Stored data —
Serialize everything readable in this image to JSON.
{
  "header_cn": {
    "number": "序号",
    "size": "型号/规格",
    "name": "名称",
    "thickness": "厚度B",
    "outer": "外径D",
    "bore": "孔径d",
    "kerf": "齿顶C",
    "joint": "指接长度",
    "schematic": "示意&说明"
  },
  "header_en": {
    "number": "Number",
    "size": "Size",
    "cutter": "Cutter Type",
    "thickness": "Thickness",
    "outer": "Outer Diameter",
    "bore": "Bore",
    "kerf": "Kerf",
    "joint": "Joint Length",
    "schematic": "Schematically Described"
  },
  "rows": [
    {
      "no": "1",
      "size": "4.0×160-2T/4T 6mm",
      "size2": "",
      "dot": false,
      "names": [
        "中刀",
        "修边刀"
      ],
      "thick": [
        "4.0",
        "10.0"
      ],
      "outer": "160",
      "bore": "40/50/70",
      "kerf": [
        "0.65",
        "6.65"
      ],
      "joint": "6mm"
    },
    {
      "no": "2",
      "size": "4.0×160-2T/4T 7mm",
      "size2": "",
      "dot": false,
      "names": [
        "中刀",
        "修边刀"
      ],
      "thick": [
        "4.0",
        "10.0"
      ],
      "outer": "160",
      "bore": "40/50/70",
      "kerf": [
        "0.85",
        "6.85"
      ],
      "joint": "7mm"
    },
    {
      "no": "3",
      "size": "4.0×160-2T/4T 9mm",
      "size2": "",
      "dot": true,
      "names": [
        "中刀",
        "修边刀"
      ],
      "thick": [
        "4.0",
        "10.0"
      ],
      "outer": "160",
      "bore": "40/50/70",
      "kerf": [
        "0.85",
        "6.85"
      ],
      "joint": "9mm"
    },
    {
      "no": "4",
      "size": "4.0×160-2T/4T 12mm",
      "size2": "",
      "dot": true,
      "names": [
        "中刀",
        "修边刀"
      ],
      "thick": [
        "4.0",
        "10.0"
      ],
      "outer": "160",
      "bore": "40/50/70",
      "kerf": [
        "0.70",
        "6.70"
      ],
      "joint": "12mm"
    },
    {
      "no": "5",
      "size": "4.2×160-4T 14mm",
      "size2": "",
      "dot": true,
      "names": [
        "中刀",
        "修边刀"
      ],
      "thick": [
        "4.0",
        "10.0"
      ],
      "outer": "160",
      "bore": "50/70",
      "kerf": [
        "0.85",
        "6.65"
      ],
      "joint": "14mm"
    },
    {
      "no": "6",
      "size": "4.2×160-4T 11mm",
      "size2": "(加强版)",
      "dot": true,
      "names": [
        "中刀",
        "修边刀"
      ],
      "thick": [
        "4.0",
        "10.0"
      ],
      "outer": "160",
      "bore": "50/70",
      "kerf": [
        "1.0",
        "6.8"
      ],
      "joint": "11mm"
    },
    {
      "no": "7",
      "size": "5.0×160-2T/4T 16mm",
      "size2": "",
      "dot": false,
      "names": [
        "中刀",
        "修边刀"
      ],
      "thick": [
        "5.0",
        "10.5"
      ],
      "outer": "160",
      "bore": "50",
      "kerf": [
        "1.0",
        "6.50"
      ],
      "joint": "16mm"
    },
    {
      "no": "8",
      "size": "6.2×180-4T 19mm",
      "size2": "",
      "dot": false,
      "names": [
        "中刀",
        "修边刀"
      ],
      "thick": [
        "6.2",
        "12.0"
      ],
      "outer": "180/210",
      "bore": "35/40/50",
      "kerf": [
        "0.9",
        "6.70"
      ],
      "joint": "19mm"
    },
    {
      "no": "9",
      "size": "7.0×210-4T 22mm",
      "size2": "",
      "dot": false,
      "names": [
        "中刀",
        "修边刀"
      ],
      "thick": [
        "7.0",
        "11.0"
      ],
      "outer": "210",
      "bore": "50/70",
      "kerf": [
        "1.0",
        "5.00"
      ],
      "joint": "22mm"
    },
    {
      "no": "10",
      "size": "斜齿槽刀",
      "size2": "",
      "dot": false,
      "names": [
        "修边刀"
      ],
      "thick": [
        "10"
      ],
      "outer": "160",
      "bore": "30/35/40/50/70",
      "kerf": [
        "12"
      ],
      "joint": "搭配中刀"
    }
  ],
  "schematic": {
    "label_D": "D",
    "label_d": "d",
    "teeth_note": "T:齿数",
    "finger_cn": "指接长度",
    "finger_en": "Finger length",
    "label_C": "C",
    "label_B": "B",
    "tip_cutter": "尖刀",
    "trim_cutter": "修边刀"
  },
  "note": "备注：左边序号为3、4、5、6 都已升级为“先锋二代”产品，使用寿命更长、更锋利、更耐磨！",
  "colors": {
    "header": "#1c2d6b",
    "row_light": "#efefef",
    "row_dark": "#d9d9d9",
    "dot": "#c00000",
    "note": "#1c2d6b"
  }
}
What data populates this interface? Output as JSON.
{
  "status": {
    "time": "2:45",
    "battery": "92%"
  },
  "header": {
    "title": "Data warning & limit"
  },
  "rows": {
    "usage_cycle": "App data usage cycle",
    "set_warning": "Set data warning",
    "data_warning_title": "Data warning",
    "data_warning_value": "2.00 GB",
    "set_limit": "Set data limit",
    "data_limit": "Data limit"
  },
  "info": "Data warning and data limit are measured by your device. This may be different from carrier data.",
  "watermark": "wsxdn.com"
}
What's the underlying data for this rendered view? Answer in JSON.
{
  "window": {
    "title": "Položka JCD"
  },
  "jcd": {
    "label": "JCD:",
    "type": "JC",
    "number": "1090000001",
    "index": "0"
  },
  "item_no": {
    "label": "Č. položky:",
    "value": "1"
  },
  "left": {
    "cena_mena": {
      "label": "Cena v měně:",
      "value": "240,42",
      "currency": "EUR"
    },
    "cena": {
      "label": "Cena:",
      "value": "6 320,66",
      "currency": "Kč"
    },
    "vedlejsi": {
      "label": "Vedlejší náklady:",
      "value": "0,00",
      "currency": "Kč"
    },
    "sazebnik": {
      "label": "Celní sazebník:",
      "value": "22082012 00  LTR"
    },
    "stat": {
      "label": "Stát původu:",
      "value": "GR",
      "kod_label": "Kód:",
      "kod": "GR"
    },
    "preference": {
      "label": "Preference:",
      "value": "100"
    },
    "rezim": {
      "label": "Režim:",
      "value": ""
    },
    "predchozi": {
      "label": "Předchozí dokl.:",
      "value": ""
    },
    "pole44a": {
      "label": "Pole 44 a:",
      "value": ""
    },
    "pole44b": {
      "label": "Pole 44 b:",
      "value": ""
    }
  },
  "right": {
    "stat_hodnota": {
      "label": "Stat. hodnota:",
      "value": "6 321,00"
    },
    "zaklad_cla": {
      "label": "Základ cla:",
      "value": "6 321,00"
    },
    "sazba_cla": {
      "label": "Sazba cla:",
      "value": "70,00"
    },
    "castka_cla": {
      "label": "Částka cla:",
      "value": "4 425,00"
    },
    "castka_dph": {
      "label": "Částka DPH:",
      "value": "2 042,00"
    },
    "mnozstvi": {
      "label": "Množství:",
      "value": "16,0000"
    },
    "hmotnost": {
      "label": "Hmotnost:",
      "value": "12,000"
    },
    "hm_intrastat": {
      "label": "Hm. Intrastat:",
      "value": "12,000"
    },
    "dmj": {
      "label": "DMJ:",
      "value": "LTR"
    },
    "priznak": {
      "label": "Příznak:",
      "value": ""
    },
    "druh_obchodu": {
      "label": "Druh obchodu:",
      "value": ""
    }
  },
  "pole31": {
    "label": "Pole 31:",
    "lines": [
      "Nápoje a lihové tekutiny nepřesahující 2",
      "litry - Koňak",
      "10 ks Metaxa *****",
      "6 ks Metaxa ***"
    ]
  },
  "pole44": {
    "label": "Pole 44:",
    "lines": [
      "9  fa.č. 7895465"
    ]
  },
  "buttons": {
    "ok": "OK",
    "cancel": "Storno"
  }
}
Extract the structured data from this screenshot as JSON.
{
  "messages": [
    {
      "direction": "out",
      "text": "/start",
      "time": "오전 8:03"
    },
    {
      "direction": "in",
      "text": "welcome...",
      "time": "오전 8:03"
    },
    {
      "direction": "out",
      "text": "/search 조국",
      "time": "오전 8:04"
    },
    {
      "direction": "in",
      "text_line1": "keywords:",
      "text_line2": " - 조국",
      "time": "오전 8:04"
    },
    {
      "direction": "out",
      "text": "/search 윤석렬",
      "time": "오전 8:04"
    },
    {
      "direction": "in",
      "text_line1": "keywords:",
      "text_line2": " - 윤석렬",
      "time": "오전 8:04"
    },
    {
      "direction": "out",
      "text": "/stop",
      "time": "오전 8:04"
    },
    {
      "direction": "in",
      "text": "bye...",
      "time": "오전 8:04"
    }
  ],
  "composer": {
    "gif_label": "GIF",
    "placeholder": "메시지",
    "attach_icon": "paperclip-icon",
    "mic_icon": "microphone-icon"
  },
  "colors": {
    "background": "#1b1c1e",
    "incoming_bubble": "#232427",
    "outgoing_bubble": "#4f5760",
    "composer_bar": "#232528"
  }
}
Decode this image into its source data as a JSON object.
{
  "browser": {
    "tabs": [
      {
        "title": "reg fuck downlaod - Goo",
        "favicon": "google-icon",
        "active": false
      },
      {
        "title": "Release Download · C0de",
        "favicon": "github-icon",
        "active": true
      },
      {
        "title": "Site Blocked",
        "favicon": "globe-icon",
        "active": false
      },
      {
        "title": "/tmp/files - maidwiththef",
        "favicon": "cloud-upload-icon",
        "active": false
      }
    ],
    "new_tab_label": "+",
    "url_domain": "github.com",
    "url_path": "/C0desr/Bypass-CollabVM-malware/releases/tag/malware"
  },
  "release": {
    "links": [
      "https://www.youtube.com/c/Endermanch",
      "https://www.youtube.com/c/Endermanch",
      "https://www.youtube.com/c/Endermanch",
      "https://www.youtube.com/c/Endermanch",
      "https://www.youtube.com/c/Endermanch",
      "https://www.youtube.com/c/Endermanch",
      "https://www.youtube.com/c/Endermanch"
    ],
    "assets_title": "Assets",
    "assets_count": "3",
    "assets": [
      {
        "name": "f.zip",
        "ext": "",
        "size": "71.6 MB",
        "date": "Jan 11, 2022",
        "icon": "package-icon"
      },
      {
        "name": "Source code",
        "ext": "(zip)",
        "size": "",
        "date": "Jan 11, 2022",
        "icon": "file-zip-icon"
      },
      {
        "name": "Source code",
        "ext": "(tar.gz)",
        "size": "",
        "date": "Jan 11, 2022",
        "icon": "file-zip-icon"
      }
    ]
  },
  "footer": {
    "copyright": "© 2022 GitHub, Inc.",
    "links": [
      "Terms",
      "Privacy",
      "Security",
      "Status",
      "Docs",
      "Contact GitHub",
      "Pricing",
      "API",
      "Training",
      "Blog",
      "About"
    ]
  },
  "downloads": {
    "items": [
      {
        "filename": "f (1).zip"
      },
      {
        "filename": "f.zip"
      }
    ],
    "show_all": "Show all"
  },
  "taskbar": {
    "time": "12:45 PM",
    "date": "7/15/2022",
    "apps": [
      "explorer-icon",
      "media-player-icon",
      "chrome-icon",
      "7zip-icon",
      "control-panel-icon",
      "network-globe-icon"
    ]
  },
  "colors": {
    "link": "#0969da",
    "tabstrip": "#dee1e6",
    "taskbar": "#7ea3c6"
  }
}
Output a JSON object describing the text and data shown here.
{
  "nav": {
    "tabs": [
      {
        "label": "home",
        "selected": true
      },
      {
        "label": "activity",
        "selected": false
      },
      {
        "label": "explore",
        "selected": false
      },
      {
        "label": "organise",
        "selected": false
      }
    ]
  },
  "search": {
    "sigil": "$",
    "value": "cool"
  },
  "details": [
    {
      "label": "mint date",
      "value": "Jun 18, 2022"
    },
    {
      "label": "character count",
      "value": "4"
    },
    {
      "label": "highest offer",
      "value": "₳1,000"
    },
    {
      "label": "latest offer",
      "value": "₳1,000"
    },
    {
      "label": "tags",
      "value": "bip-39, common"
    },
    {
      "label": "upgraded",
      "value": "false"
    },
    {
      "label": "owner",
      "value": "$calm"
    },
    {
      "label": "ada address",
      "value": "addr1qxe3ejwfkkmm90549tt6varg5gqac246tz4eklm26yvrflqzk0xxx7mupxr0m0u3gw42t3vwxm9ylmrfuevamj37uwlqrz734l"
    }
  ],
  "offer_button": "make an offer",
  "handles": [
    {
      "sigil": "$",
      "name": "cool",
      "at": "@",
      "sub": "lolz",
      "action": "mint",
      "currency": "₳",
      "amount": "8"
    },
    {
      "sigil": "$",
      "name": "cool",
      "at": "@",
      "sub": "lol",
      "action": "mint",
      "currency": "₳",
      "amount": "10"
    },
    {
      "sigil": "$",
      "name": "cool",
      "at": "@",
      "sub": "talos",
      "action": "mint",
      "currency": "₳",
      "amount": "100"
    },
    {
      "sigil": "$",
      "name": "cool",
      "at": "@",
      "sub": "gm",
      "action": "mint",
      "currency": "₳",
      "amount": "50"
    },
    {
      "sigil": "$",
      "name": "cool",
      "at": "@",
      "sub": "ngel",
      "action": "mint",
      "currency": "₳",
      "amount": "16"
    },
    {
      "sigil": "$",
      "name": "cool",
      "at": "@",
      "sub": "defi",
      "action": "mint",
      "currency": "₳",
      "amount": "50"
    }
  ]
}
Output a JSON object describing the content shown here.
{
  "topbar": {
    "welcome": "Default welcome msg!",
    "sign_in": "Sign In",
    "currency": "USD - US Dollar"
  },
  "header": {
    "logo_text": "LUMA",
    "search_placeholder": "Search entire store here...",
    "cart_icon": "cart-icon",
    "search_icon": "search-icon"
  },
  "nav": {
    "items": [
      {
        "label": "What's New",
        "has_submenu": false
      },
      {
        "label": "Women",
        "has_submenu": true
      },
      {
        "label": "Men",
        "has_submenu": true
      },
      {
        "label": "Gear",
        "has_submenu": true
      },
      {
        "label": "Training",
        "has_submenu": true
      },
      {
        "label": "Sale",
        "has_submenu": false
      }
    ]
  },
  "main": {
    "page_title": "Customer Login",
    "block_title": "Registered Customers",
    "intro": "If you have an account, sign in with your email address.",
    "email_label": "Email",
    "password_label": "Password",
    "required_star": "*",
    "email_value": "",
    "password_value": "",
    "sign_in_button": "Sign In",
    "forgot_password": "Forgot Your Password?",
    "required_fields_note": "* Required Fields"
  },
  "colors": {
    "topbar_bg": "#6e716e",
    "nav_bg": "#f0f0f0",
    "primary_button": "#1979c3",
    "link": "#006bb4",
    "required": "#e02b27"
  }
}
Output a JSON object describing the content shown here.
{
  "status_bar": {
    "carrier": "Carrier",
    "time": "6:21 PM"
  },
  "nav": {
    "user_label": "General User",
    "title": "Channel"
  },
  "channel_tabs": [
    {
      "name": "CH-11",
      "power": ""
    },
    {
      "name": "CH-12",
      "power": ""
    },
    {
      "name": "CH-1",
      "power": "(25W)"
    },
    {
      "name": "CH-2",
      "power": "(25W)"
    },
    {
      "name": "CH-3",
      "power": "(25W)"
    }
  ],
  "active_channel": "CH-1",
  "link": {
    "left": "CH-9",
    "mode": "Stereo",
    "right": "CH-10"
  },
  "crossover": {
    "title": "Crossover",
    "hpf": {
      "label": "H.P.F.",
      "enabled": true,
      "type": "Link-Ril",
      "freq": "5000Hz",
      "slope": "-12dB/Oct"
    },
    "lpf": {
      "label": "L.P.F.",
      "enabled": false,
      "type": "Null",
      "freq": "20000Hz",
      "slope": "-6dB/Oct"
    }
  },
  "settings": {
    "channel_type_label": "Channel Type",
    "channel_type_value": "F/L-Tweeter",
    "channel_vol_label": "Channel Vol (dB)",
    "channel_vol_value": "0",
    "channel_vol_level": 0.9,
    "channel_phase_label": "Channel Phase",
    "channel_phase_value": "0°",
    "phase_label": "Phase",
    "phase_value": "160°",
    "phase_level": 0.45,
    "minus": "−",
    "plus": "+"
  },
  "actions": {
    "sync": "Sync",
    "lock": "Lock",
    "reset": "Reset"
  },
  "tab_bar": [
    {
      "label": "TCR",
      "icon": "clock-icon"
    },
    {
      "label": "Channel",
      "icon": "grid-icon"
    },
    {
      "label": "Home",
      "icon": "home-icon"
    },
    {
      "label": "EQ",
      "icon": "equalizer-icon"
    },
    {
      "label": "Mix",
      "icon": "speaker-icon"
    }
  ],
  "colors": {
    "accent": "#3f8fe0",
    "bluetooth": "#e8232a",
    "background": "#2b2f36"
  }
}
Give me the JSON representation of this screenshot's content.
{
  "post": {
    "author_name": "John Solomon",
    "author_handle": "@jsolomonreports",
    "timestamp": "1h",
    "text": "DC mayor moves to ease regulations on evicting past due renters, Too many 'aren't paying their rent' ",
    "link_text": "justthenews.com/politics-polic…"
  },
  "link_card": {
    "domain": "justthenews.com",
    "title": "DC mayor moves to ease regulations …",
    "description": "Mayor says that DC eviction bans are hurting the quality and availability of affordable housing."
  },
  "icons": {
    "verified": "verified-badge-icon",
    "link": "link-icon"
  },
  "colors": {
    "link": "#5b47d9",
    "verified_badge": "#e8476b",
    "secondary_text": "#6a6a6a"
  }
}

EXERCISE PROMPT — Repeat, word for word, every line from the line that contains "Give me the" to the end of the entries; include both of those lines and no others.

TASK ANSWER —
Give me the JSON representation of this screenshot's content.
{
  "post": {
    "author_name": "John Solomon",
    "author_handle": "@jsolomonreports",
    "timestamp": "1h",
    "text": "DC mayor moves to ease regulations on evicting past due renters, Too many 'aren't paying their rent' ",
    "link_text": "justthenews.com/politics-polic…"
  },
  "link_card": {
    "domain": "justthenews.com",
    "title": "DC mayor moves to ease regulations …",
    "description": "Mayor says that DC eviction bans are hurting the quality and availability of affordable housing."
  },
  "icons": {
    "verified": "verified-badge-icon",
    "link": "link-icon"
  },
  "colors": {
    "link": "#5b47d9",
    "verified_badge": "#e8476b",
    "secondary_text": "#6a6a6a"
  }
}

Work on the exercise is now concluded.